Your task -
Output every line from the one containing "card-action-icons[interactable] xyxy=(1110,343,1144,353)" through the one containing "filter-button[interactable]: Filtry ⌄", inclusive, as a Markdown table with the columns Row and Text, numbering each line and skipping any blank ones.

Given records -
►

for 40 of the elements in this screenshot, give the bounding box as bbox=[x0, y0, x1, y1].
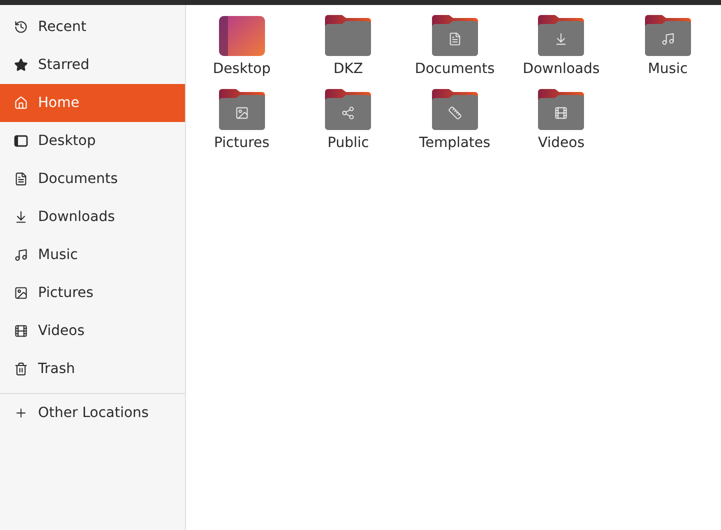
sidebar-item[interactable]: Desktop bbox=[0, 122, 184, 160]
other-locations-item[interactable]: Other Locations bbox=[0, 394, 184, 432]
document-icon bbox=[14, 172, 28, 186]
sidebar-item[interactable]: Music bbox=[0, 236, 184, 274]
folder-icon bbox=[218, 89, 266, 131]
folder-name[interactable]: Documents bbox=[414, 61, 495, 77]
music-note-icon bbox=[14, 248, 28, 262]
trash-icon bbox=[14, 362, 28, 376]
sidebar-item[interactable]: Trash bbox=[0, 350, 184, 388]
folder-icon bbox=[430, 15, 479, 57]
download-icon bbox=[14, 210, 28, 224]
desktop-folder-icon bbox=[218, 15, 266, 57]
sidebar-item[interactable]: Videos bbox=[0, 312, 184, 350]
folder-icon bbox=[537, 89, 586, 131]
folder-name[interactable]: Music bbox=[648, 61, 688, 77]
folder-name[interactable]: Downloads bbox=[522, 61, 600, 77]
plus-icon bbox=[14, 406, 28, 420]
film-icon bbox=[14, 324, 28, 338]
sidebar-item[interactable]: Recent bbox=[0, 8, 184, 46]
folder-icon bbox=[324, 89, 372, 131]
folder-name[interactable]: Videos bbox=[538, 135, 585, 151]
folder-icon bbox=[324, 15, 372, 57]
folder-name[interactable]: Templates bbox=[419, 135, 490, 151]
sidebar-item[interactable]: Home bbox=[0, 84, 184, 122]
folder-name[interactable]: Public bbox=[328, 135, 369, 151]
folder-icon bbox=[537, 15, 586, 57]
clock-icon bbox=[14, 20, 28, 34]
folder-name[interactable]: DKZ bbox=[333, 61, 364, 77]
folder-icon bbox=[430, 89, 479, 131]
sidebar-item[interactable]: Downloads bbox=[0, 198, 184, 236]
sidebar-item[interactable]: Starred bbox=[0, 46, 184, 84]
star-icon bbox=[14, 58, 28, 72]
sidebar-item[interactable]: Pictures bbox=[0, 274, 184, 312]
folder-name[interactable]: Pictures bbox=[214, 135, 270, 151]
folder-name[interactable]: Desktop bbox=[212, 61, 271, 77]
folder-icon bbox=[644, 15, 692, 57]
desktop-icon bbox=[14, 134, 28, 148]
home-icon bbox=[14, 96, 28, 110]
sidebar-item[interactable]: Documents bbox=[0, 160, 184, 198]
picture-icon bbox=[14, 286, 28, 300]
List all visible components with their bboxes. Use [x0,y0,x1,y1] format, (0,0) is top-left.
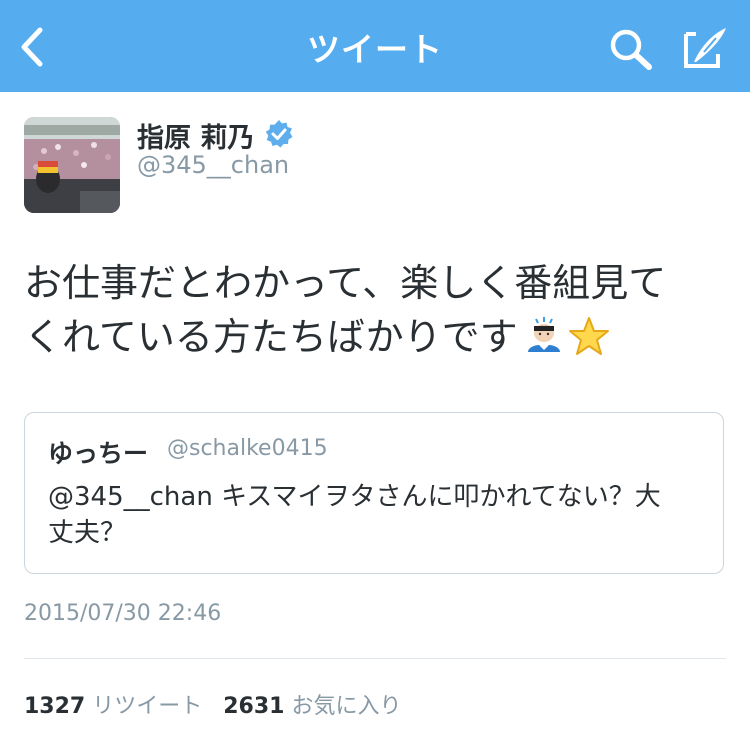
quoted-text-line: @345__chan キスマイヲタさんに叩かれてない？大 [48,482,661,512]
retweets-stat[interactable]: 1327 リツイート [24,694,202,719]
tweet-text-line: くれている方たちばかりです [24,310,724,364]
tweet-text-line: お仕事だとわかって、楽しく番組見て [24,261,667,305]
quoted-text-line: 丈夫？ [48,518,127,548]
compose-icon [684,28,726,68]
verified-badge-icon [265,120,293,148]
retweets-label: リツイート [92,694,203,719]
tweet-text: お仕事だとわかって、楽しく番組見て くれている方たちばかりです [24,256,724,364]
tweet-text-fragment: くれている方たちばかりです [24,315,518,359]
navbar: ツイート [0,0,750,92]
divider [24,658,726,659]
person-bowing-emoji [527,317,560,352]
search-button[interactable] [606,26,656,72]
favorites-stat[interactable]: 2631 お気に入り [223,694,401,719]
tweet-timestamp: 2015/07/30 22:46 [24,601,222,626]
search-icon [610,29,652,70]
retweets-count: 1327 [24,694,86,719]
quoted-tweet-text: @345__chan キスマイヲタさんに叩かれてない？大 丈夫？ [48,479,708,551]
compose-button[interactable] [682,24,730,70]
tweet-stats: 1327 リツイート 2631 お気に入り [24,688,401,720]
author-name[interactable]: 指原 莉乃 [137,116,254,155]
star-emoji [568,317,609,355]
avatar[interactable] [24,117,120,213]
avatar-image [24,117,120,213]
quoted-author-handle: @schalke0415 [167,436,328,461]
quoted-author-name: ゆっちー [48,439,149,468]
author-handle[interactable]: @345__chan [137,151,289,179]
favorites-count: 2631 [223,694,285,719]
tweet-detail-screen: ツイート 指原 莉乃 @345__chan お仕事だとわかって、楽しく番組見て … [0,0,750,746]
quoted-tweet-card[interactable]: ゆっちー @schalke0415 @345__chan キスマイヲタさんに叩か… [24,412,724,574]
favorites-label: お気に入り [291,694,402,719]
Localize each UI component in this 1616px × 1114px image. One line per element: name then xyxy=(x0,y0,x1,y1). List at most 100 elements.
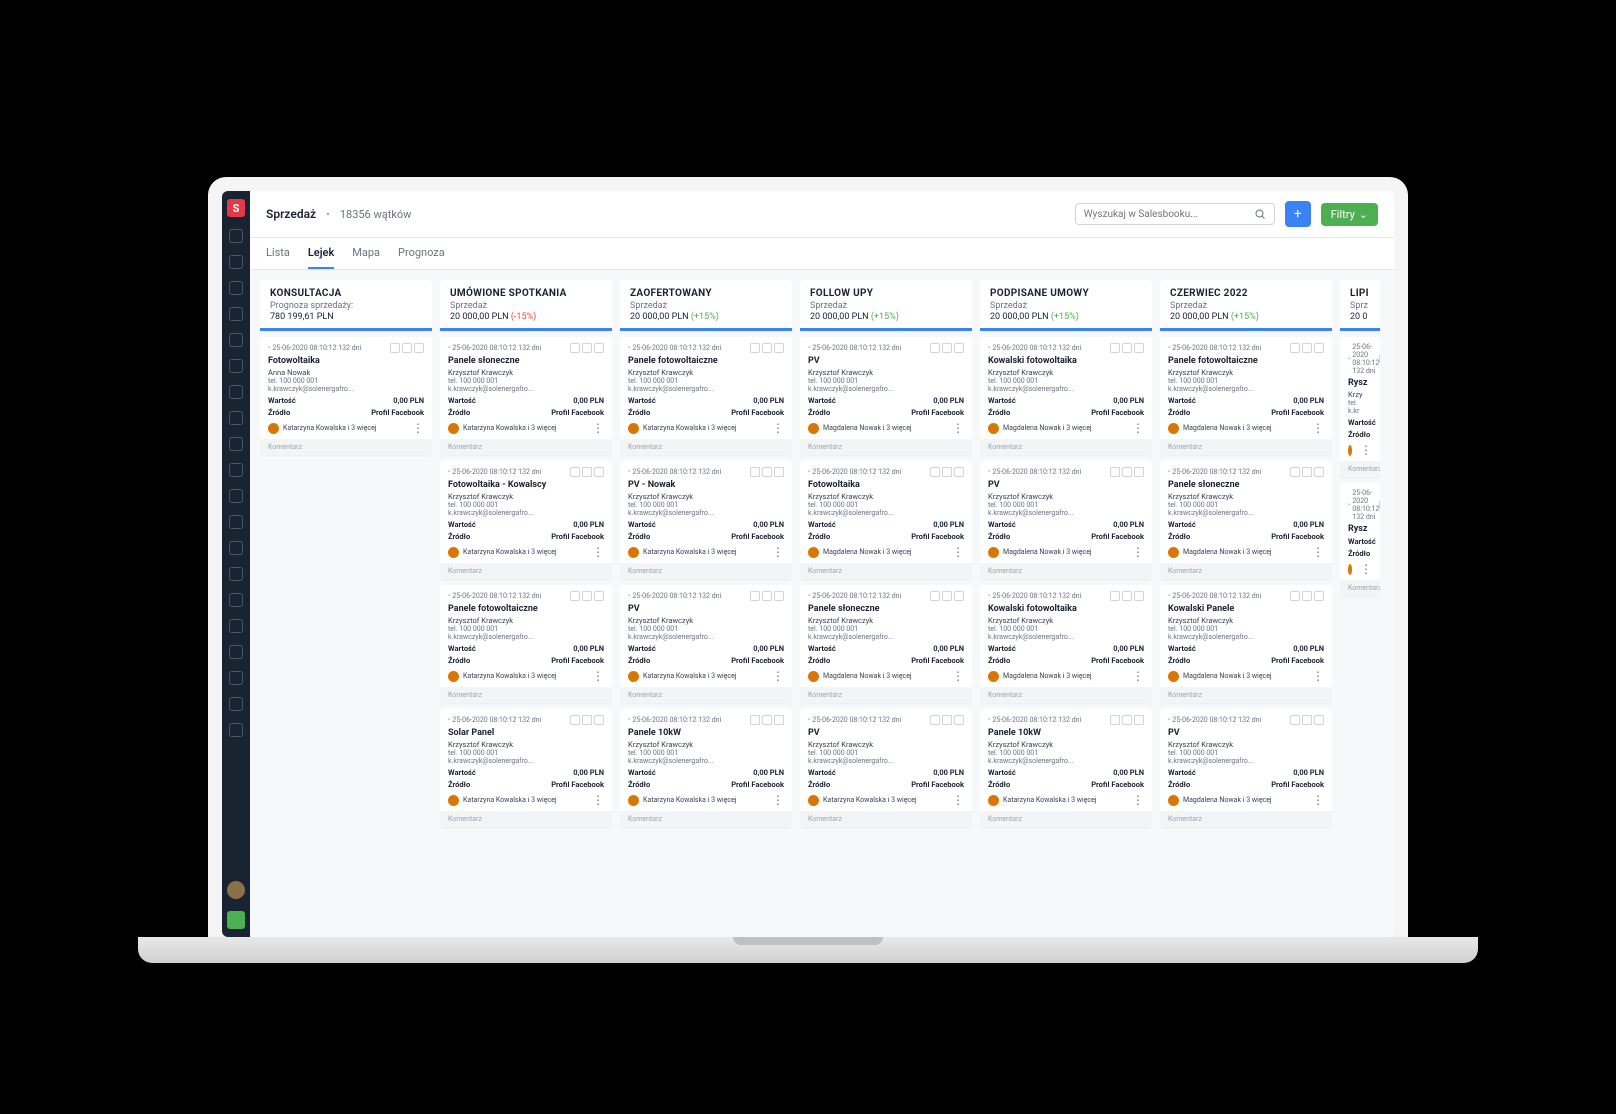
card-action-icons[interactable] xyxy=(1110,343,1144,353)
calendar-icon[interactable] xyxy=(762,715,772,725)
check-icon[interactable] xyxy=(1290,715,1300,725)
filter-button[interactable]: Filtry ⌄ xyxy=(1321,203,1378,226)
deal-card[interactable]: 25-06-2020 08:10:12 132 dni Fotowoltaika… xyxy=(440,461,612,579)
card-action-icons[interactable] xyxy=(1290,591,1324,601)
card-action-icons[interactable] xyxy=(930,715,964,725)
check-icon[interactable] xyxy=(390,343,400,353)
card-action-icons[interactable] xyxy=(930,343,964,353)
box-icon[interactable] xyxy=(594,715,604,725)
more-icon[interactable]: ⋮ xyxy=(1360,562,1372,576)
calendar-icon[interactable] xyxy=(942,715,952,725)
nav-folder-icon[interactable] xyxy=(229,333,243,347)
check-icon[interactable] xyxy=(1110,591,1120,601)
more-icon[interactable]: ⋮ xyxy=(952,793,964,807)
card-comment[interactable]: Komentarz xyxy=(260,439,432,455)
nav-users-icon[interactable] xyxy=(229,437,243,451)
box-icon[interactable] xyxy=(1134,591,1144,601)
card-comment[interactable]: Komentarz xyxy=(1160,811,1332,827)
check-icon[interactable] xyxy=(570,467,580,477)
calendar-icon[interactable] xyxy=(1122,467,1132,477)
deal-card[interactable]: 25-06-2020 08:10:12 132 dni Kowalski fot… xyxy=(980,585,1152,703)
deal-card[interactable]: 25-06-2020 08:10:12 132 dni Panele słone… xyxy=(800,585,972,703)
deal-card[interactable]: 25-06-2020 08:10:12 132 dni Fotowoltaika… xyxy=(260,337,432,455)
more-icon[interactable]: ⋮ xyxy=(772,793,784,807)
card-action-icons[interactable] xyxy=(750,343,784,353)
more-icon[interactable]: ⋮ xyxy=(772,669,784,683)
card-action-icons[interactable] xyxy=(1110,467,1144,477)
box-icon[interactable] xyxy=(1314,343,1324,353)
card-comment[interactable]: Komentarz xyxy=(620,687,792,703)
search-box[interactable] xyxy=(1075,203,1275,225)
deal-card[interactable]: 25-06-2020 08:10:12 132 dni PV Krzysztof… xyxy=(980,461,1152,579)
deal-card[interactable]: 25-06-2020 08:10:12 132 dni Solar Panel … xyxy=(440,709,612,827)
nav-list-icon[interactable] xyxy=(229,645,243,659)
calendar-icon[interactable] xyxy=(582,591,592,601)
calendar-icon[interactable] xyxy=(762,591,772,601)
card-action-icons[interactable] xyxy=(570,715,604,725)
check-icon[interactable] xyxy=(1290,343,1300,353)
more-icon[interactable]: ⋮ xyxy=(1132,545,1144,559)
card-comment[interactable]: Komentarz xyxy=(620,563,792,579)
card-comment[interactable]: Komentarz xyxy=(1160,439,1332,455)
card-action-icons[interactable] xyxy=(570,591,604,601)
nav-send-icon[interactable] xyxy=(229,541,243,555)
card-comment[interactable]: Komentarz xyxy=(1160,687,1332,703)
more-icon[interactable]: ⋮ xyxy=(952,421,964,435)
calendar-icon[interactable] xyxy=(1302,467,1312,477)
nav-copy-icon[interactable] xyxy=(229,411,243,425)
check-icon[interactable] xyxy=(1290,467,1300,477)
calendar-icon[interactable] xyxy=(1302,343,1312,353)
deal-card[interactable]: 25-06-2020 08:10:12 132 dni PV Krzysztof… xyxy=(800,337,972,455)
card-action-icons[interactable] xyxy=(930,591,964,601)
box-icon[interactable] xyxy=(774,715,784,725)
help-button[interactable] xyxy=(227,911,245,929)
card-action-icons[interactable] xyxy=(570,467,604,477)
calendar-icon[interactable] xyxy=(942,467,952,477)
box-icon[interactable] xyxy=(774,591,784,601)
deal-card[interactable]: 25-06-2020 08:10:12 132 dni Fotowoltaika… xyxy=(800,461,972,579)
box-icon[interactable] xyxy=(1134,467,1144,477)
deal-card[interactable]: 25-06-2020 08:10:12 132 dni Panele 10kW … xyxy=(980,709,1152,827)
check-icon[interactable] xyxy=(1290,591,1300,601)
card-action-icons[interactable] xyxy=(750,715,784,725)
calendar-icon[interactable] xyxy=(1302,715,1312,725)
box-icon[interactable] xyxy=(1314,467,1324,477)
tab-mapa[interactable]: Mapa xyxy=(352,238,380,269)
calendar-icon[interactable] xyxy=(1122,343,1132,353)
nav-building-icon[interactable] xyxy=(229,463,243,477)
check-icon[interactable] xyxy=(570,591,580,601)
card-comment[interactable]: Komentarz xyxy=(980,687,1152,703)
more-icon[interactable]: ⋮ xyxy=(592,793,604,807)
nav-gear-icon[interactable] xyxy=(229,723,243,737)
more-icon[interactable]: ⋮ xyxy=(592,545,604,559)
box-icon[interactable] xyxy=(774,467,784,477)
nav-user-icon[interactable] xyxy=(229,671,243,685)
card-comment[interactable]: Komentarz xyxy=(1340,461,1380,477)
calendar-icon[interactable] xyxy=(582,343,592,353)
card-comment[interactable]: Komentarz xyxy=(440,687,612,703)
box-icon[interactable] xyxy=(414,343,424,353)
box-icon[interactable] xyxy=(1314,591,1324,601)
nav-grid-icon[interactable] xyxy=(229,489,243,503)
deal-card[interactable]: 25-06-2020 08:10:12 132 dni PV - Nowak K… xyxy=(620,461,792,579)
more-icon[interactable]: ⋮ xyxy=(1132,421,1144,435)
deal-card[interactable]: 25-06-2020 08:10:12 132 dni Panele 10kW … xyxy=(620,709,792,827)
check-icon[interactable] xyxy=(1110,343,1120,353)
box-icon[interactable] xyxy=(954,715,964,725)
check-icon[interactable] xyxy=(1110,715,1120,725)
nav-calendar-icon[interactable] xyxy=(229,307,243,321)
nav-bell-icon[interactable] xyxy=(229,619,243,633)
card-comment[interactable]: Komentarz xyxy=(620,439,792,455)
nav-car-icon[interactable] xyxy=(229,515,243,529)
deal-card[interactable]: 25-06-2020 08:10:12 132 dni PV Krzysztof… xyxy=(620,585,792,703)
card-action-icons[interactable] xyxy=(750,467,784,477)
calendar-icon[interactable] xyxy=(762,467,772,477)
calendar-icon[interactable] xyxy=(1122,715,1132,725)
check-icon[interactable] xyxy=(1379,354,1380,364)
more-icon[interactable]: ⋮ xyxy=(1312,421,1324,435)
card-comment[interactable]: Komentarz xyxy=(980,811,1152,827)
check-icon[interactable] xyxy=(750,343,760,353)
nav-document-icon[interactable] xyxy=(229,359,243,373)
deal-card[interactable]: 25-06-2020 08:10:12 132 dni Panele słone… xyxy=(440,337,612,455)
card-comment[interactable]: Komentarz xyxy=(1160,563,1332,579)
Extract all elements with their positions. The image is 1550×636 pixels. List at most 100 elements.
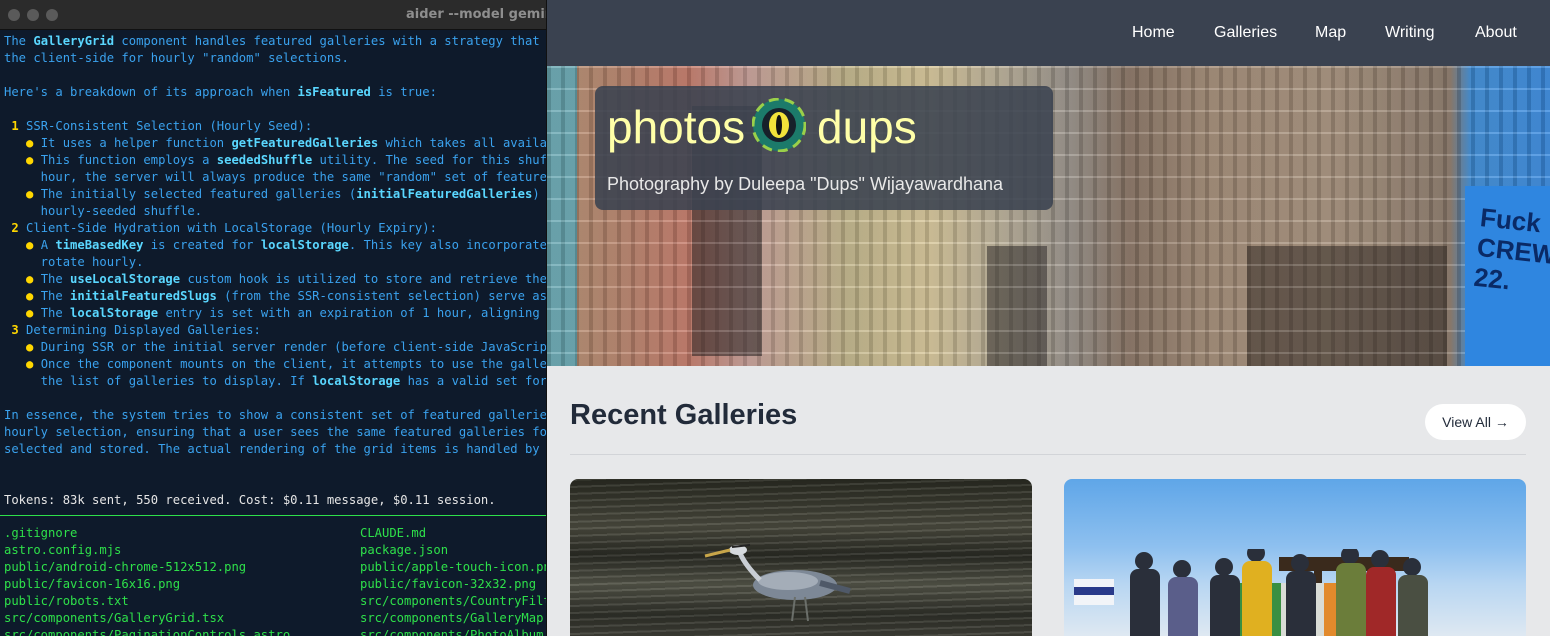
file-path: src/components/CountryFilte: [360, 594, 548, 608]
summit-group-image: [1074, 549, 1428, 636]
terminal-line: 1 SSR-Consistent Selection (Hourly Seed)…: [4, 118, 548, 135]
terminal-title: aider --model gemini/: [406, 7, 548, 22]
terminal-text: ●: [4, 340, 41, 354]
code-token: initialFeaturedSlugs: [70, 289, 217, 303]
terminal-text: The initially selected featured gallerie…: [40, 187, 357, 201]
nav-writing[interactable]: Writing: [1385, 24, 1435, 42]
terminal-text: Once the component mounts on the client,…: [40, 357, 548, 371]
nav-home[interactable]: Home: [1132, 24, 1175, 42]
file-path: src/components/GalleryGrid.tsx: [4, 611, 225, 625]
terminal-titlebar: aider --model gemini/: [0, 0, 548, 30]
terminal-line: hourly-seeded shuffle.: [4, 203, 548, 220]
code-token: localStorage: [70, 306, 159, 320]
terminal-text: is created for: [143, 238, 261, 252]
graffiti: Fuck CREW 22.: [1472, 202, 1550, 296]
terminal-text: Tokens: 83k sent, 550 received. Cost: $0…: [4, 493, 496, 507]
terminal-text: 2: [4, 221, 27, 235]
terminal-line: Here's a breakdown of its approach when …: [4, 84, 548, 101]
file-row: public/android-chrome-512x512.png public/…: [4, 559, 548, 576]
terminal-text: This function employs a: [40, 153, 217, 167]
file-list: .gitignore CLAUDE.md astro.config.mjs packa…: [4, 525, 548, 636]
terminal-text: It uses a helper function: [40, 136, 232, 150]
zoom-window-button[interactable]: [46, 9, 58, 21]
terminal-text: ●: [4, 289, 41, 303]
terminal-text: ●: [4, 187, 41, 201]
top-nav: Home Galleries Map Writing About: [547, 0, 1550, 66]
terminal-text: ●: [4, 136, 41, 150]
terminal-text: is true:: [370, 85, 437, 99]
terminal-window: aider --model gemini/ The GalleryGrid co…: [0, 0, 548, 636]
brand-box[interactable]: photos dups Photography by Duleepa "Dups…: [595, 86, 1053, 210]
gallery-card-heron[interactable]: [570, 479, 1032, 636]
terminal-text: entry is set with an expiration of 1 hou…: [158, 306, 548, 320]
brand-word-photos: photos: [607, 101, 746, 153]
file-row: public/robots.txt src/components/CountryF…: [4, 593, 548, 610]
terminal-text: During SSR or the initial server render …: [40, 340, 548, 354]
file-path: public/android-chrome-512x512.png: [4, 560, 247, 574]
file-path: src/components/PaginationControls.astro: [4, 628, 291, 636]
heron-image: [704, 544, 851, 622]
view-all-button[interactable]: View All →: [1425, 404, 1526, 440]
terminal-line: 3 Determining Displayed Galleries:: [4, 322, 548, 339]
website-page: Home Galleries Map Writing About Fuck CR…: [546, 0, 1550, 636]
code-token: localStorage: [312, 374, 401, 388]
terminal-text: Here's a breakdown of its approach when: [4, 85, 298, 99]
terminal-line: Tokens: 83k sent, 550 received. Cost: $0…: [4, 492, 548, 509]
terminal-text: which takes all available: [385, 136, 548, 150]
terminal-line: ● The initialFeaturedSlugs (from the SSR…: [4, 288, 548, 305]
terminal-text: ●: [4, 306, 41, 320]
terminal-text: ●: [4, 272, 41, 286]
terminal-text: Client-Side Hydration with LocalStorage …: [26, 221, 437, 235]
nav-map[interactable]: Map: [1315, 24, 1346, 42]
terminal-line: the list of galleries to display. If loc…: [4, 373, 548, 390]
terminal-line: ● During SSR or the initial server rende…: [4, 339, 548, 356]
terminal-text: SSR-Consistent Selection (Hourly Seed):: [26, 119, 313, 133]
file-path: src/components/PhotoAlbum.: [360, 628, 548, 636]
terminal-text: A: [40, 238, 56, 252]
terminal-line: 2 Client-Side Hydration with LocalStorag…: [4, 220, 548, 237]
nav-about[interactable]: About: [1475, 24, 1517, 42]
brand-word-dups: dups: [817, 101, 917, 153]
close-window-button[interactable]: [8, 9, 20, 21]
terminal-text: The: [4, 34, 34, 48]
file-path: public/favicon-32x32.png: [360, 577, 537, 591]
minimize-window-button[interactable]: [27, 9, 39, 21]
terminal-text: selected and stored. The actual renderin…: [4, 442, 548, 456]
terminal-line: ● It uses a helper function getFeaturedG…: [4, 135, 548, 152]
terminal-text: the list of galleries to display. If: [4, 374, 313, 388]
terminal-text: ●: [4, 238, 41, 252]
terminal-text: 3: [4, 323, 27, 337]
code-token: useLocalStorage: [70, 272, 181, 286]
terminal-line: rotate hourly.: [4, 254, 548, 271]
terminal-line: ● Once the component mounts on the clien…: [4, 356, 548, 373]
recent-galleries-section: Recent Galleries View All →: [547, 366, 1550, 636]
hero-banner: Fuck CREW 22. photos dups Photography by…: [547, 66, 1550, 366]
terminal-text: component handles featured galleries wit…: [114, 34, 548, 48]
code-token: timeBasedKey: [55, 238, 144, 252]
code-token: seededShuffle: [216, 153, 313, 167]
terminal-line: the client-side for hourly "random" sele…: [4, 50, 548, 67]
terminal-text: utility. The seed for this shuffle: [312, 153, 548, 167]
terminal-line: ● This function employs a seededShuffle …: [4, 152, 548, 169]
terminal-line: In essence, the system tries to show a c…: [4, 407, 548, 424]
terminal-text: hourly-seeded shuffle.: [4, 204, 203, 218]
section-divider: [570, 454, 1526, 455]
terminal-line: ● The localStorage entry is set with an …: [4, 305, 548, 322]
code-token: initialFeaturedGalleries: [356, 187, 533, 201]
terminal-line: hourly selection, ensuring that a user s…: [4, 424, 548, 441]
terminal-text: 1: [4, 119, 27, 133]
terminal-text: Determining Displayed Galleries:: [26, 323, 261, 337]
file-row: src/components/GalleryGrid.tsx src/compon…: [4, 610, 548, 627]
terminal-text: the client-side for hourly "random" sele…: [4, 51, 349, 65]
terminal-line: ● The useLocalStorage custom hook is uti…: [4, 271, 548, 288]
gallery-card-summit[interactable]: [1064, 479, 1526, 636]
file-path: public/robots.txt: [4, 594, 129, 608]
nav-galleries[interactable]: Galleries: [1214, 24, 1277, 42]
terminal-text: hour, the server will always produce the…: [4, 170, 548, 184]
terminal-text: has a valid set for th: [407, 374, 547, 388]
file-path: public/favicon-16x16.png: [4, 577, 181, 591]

◄

Full solution -
| Row | Text |
|---|---|
| 1 | card-action-icons[interactable] xyxy=(1110,343,1144,353) |
| 2 | calendar-icon[interactable] xyxy=(762,715,772,725) |
| 3 | check-icon[interactable] xyxy=(1290,715,1300,725) |
| 4 | filter-button[interactable]: Filtry ⌄ xyxy=(1321,203,1378,226) |